● **WHAT TO DO**:
Lines containing the word "facility" are to be located and copied.
───── EXCERPTED RECORDS
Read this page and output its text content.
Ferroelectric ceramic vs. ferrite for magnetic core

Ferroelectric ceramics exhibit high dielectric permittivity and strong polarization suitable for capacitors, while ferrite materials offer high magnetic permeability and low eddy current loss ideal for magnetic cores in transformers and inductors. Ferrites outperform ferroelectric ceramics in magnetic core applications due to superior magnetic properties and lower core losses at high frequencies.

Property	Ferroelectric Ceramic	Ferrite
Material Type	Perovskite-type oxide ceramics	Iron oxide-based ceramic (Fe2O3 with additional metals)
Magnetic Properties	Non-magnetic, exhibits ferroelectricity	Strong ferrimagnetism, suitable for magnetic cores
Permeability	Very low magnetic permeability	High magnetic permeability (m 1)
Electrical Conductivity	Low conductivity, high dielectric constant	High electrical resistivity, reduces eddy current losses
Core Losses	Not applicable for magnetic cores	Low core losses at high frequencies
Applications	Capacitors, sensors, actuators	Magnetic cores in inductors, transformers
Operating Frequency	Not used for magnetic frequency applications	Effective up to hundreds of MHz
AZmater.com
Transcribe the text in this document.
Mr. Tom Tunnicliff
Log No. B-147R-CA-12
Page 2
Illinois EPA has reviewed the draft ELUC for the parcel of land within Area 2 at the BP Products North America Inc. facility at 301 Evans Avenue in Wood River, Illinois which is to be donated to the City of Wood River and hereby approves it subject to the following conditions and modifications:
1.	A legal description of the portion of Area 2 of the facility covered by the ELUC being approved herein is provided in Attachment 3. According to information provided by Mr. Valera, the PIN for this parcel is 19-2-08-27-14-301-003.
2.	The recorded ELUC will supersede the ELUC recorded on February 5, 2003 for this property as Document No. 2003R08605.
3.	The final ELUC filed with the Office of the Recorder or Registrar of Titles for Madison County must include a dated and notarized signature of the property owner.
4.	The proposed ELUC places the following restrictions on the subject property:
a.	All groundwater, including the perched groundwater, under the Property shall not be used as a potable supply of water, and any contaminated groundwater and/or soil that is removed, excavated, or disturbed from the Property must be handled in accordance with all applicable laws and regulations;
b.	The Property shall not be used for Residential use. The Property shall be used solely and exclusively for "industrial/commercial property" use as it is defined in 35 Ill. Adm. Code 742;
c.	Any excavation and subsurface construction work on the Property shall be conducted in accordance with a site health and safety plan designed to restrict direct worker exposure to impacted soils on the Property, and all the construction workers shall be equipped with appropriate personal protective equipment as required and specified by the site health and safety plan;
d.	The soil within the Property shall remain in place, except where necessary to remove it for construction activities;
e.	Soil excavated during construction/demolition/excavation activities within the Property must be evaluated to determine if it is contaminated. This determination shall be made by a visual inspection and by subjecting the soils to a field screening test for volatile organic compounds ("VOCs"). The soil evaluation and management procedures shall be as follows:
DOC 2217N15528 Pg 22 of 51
──────────
● **TASK ANSWER**:
Illinois EPA has reviewed the draft ELUC for the parcel of land within Area 2 at the BP Products North America Inc. facility at 301 Evans Avenue in Wood River, Illinois which is to be donated to the City of Wood River and hereby approves it subject to the following conditions and modifications:
1.	A legal description of the portion of Area 2 of the facility covered by the ELUC being approved herein is provided in Attachment 3. According to information provided by Mr. Valera, the PIN for this parcel is 19-2-08-27-14-301-003.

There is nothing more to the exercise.